### Listed records ###

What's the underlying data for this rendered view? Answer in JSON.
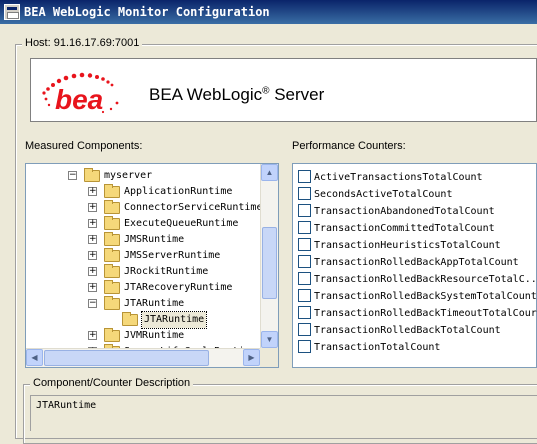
{
  "window": {
    "title": "BEA WebLogic Monitor Configuration",
    "icon": "app-window-icon"
  },
  "host": {
    "label": "Host: 91.16.17.69:7001"
  },
  "banner": {
    "logo_text": "bea",
    "brand_text": "BEA WebLogic",
    "brand_reg": "®",
    "brand_suffix": " Server",
    "logo_color": "#e8141c"
  },
  "components": {
    "label": "Measured Components:",
    "tree": [
      {
        "text": "myserver",
        "expander": "−",
        "level": 0
      },
      {
        "text": "ApplicationRuntime",
        "expander": "+",
        "level": 1
      },
      {
        "text": "ConnectorServiceRuntime",
        "expander": "+",
        "level": 1
      },
      {
        "text": "ExecuteQueueRuntime",
        "expander": "+",
        "level": 1
      },
      {
        "text": "JMSRuntime",
        "expander": "+",
        "level": 1
      },
      {
        "text": "JMSServerRuntime",
        "expander": "+",
        "level": 1
      },
      {
        "text": "JRockitRuntime",
        "expander": "+",
        "level": 1
      },
      {
        "text": "JTARecoveryRuntime",
        "expander": "+",
        "level": 1
      },
      {
        "text": "JTARuntime",
        "expander": "−",
        "level": 1
      },
      {
        "text": "JTARuntime",
        "expander": "",
        "level": 2,
        "selected": true
      },
      {
        "text": "JVMRuntime",
        "expander": "+",
        "level": 1
      },
      {
        "text": "ServerLifeCycleRuntime",
        "expander": "+",
        "level": 1
      }
    ]
  },
  "counters": {
    "label": "Performance Counters:",
    "items": [
      "ActiveTransactionsTotalCount",
      "SecondsActiveTotalCount",
      "TransactionAbandonedTotalCount",
      "TransactionCommittedTotalCount",
      "TransactionHeuristicsTotalCount",
      "TransactionRolledBackAppTotalCount",
      "TransactionRolledBackResourceTotalC...",
      "TransactionRolledBackSystemTotalCount",
      "TransactionRolledBackTimeoutTotalCour",
      "TransactionRolledBackTotalCount",
      "TransactionTotalCount"
    ]
  },
  "description": {
    "label": "Component/Counter Description",
    "text": "JTARuntime"
  }
}
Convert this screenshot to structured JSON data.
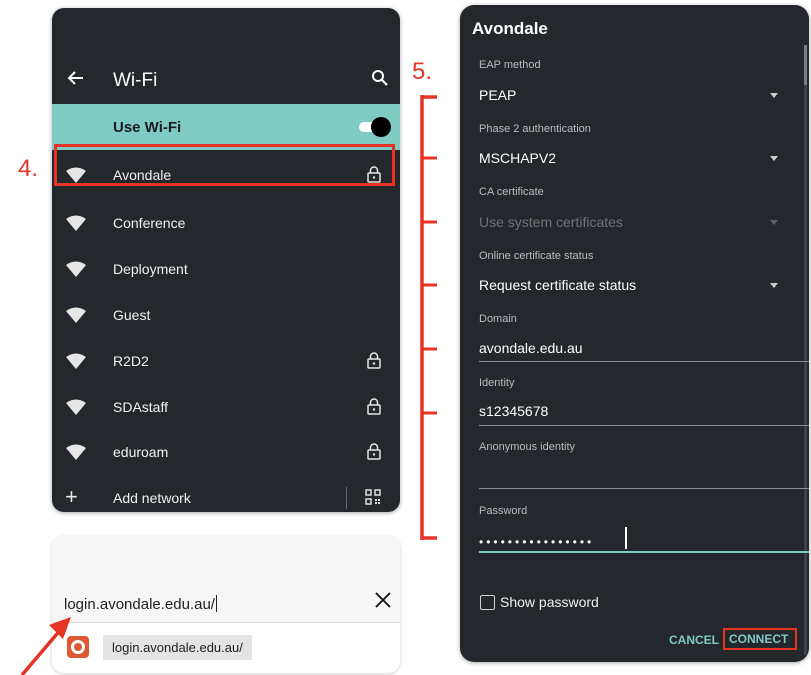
{
  "wifi": {
    "title": "Wi-Fi",
    "use_wifi_label": "Use Wi-Fi",
    "use_wifi_on": true,
    "networks": [
      {
        "name": "Avondale",
        "locked": true
      },
      {
        "name": "Conference",
        "locked": false
      },
      {
        "name": "Deployment",
        "locked": false
      },
      {
        "name": "Guest",
        "locked": false
      },
      {
        "name": "R2D2",
        "locked": true
      },
      {
        "name": "SDAstaff",
        "locked": true
      },
      {
        "name": "eduroam",
        "locked": true
      }
    ],
    "add_network_label": "Add network",
    "icons": {
      "back": "back-arrow-icon",
      "search": "search-icon",
      "wifi": "wifi-icon",
      "lock": "lock-icon",
      "add": "plus-icon",
      "qr": "qr-code-icon"
    }
  },
  "browser": {
    "url_value": "login.avondale.edu.au/",
    "suggestion": "login.avondale.edu.au/",
    "icons": {
      "clear": "close-icon",
      "engine": "duckduckgo-icon"
    }
  },
  "config": {
    "title": "Avondale",
    "eap_method": {
      "label": "EAP method",
      "value": "PEAP"
    },
    "phase2": {
      "label": "Phase 2 authentication",
      "value": "MSCHAPV2"
    },
    "ca_cert": {
      "label": "CA certificate",
      "value": "Use system certificates"
    },
    "ocsp": {
      "label": "Online certificate status",
      "value": "Request certificate status"
    },
    "domain": {
      "label": "Domain",
      "value": "avondale.edu.au"
    },
    "identity": {
      "label": "Identity",
      "value": "s12345678"
    },
    "anon_identity": {
      "label": "Anonymous identity",
      "value": ""
    },
    "password": {
      "label": "Password",
      "masked_value": "••••••••••••••••"
    },
    "show_password_label": "Show password",
    "show_password_checked": false,
    "cancel_label": "CANCEL",
    "connect_label": "CONNECT"
  },
  "annotations": {
    "step4": "4.",
    "step5": "5.",
    "color": "#e53325"
  },
  "colors": {
    "panel_bg": "#24272b",
    "accent": "#7fcbc4",
    "annotation_red": "#e53325"
  }
}
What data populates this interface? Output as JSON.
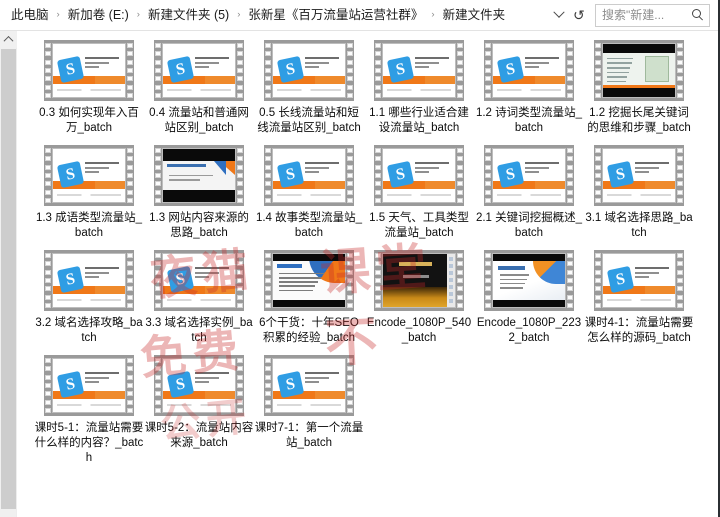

###

Stated task: Return each line from the material above exactly, but not the pictures.

Final result:
What's the underlying data for this rendered view? Answer in JSON.
{
  "window": {
    "title": "BEA WebLogic Monitor Configuration",
    "icon": "app-window-icon"
  },
  "host": {
    "label": "Host: 91.16.17.69:7001"
  },
  "banner": {
    "logo_text": "bea",
    "brand_text": "BEA WebLogic",
    "brand_reg": "®",
    "brand_suffix": " Server",
    "logo_color": "#e8141c"
  },
  "components": {
    "label": "Measured Components:",
    "tree": [
      {
        "text": "myserver",
        "expander": "−",
        "level": 0
      },
      {
        "text": "ApplicationRuntime",
        "expander": "+",
        "level": 1
      },
      {
        "text": "ConnectorServiceRuntime",
        "expander": "+",
        "level": 1
      },
      {
        "text": "ExecuteQueueRuntime",
        "expander": "+",
        "level": 1
      },
      {
        "text": "JMSRuntime",
        "expander": "+",
        "level": 1
      },
      {
        "text": "JMSServerRuntime",
        "expander": "+",
        "level": 1
      },
      {
        "text": "JRockitRuntime",
        "expander": "+",
        "level": 1
      },
      {
        "text": "JTARecoveryRuntime",
        "expander": "+",
        "level": 1
      },
      {
        "text": "JTARuntime",
        "expander": "−",
        "level": 1
      },
      {
        "text": "JTARuntime",
        "expander": "",
        "level": 2,
        "selected": true
      },
      {
        "text": "JVMRuntime",
        "expander": "+",
        "level": 1
      },
      {
        "text": "ServerLifeCycleRuntime",
        "expander": "+",
        "level": 1
      }
    ]
  },
  "counters": {
    "label": "Performance Counters:",
    "items": [
      "ActiveTransactionsTotalCount",
      "SecondsActiveTotalCount",
      "TransactionAbandonedTotalCount",
      "TransactionCommittedTotalCount",
      "TransactionHeuristicsTotalCount",
      "TransactionRolledBackAppTotalCount",
      "TransactionRolledBackResourceTotalC...",
      "TransactionRolledBackSystemTotalCount",
      "TransactionRolledBackTimeoutTotalCour",
      "TransactionRolledBackTotalCount",
      "TransactionTotalCount"
    ]
  },
  "description": {
    "label": "Component/Counter Description",
    "text": "JTARuntime"
  }
}
Convert this screenshot to structured JSON data.
{
  "wifi": {
    "title": "Wi-Fi",
    "use_wifi_label": "Use Wi-Fi",
    "use_wifi_on": true,
    "networks": [
      {
        "name": "Avondale",
        "locked": true
      },
      {
        "name": "Conference",
        "locked": false
      },
      {
        "name": "Deployment",
        "locked": false
      },
      {
        "name": "Guest",
        "locked": false
      },
      {
        "name": "R2D2",
        "locked": true
      },
      {
        "name": "SDAstaff",
        "locked": true
      },
      {
        "name": "eduroam",
        "locked": true
      }
    ],
    "add_network_label": "Add network",
    "icons": {
      "back": "back-arrow-icon",
      "search": "search-icon",
      "wifi": "wifi-icon",
      "lock": "lock-icon",
      "add": "plus-icon",
      "qr": "qr-code-icon"
    }
  },
  "browser": {
    "url_value": "login.avondale.edu.au/",
    "suggestion": "login.avondale.edu.au/",
    "icons": {
      "clear": "close-icon",
      "engine": "duckduckgo-icon"
    }
  },
  "config": {
    "title": "Avondale",
    "eap_method": {
      "label": "EAP method",
      "value": "PEAP"
    },
    "phase2": {
      "label": "Phase 2 authentication",
      "value": "MSCHAPV2"
    },
    "ca_cert": {
      "label": "CA certificate",
      "value": "Use system certificates"
    },
    "ocsp": {
      "label": "Online certificate status",
      "value": "Request certificate status"
    },
    "domain": {
      "label": "Domain",
      "value": "avondale.edu.au"
    },
    "identity": {
      "label": "Identity",
      "value": "s12345678"
    },
    "anon_identity": {
      "label": "Anonymous identity",
      "value": ""
    },
    "password": {
      "label": "Password",
      "masked_value": "••••••••••••••••"
    },
    "show_password_label": "Show password",
    "show_password_checked": false,
    "cancel_label": "CANCEL",
    "connect_label": "CONNECT"
  },
  "annotations": {
    "step4": "4.",
    "step5": "5.",
    "color": "#e53325"
  },
  "colors": {
    "panel_bg": "#24272b",
    "accent": "#7fcbc4",
    "annotation_red": "#e53325"
  }
}
What data populates this interface? Output as JSON.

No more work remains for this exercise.